→ **Record list**
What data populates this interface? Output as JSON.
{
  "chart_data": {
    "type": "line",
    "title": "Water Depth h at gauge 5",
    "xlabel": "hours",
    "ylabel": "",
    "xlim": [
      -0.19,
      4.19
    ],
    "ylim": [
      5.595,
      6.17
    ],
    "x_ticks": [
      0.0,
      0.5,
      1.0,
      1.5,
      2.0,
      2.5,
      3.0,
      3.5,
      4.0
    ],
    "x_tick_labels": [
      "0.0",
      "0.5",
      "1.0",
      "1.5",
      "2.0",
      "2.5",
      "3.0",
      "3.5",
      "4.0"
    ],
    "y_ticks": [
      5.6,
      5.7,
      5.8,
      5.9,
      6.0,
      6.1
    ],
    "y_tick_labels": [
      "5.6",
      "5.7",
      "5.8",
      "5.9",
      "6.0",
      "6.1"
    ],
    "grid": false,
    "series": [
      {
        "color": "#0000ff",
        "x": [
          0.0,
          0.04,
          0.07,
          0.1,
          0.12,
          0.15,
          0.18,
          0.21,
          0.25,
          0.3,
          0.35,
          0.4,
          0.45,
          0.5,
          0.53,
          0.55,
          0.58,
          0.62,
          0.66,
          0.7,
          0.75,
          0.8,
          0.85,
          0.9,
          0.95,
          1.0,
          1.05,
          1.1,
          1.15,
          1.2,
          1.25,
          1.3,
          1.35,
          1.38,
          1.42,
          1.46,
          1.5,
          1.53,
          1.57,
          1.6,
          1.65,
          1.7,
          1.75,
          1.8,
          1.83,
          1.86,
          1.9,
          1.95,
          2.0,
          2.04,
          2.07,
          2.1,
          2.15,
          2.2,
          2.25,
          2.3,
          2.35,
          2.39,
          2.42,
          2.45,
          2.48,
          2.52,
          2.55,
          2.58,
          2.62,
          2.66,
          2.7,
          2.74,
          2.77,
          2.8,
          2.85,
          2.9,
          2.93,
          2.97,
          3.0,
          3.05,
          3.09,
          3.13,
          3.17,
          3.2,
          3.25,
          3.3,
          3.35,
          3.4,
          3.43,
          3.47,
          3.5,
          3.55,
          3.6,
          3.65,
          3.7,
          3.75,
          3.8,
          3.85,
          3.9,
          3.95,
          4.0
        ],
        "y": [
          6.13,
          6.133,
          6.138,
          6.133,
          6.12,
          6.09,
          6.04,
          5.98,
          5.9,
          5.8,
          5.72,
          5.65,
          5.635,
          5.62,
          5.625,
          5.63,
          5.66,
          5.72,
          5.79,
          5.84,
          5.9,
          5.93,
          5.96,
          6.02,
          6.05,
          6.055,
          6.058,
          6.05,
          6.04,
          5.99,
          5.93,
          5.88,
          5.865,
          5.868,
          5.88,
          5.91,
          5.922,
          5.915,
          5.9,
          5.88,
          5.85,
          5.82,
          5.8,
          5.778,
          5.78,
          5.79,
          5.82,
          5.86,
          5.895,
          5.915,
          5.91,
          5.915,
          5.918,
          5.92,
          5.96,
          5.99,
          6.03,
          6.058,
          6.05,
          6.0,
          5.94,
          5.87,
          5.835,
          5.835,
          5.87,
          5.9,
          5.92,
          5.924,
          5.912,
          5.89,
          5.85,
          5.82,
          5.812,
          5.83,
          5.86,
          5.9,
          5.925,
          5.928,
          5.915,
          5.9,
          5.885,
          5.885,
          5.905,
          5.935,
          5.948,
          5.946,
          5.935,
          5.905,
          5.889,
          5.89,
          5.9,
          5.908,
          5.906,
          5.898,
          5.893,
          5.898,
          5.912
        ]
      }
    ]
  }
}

→ **Aim of the task**
Reproduce the listing in full. Keep it exactly as written.

→ **Final result**
What data populates this interface? Output as JSON.
{
  "chart_data": {
    "type": "line",
    "title": "Water Depth h at gauge 5",
    "xlabel": "hours",
    "ylabel": "",
    "xlim": [
      -0.19,
      4.19
    ],
    "ylim": [
      5.595,
      6.17
    ],
    "x_ticks": [
      0.0,
      0.5,
      1.0,
      1.5,
      2.0,
      2.5,
      3.0,
      3.5,
      4.0
    ],
    "x_tick_labels": [
      "0.0",
      "0.5",
      "1.0",
      "1.5",
      "2.0",
      "2.5",
      "3.0",
      "3.5",
      "4.0"
    ],
    "y_ticks": [
      5.6,
      5.7,
      5.8,
      5.9,
      6.0,
      6.1
    ],
    "y_tick_labels": [
      "5.6",
      "5.7",
      "5.8",
      "5.9",
      "6.0",
      "6.1"
    ],
    "grid": false,
    "series": [
      {
        "color": "#0000ff",
        "x": [
          0.0,
          0.04,
          0.07,
          0.1,
          0.12,
          0.15,
          0.18,
          0.21,
          0.25,
          0.3,
          0.35,
          0.4,
          0.45,
          0.5,
          0.53,
          0.55,
          0.58,
          0.62,
          0.66,
          0.7,
          0.75,
          0.8,
          0.85,
          0.9,
          0.95,
          1.0,
          1.05,
          1.1,
          1.15,
          1.2,
          1.25,
          1.3,
          1.35,
          1.38,
          1.42,
          1.46,
          1.5,
          1.53,
          1.57,
          1.6,
          1.65,
          1.7,
          1.75,
          1.8,
          1.83,
          1.86,
          1.9,
          1.95,
          2.0,
          2.04,
          2.07,
          2.1,
          2.15,
          2.2,
          2.25,
          2.3,
          2.35,
          2.39,
          2.42,
          2.45,
          2.48,
          2.52,
          2.55,
          2.58,
          2.62,
          2.66,
          2.7,
          2.74,
          2.77,
          2.8,
          2.85,
          2.9,
          2.93,
          2.97,
          3.0,
          3.05,
          3.09,
          3.13,
          3.17,
          3.2,
          3.25,
          3.3,
          3.35,
          3.4,
          3.43,
          3.47,
          3.5,
          3.55,
          3.6,
          3.65,
          3.7,
          3.75,
          3.8,
          3.85,
          3.9,
          3.95,
          4.0
        ],
        "y": [
          6.13,
          6.133,
          6.138,
          6.133,
          6.12,
          6.09,
          6.04,
          5.98,
          5.9,
          5.8,
          5.72,
          5.65,
          5.635,
          5.62,
          5.625,
          5.63,
          5.66,
          5.72,
          5.79,
          5.84,
          5.9,
          5.93,
          5.96,
          6.02,
          6.05,
          6.055,
          6.058,
          6.05,
          6.04,
          5.99,
          5.93,
          5.88,
          5.865,
          5.868,
          5.88,
          5.91,
          5.922,
          5.915,
          5.9,
          5.88,
          5.85,
          5.82,
          5.8,
          5.778,
          5.78,
          5.79,
          5.82,
          5.86,
          5.895,
          5.915,
          5.91,
          5.915,
          5.918,
          5.92,
          5.96,
          5.99,
          6.03,
          6.058,
          6.05,
          6.0,
          5.94,
          5.87,
          5.835,
          5.835,
          5.87,
          5.9,
          5.92,
          5.924,
          5.912,
          5.89,
          5.85,
          5.82,
          5.812,
          5.83,
          5.86,
          5.9,
          5.925,
          5.928,
          5.915,
          5.9,
          5.885,
          5.885,
          5.905,
          5.935,
          5.948,
          5.946,
          5.935,
          5.905,
          5.889,
          5.89,
          5.9,
          5.908,
          5.906,
          5.898,
          5.893,
          5.898,
          5.912
        ]
      }
    ]
  }
}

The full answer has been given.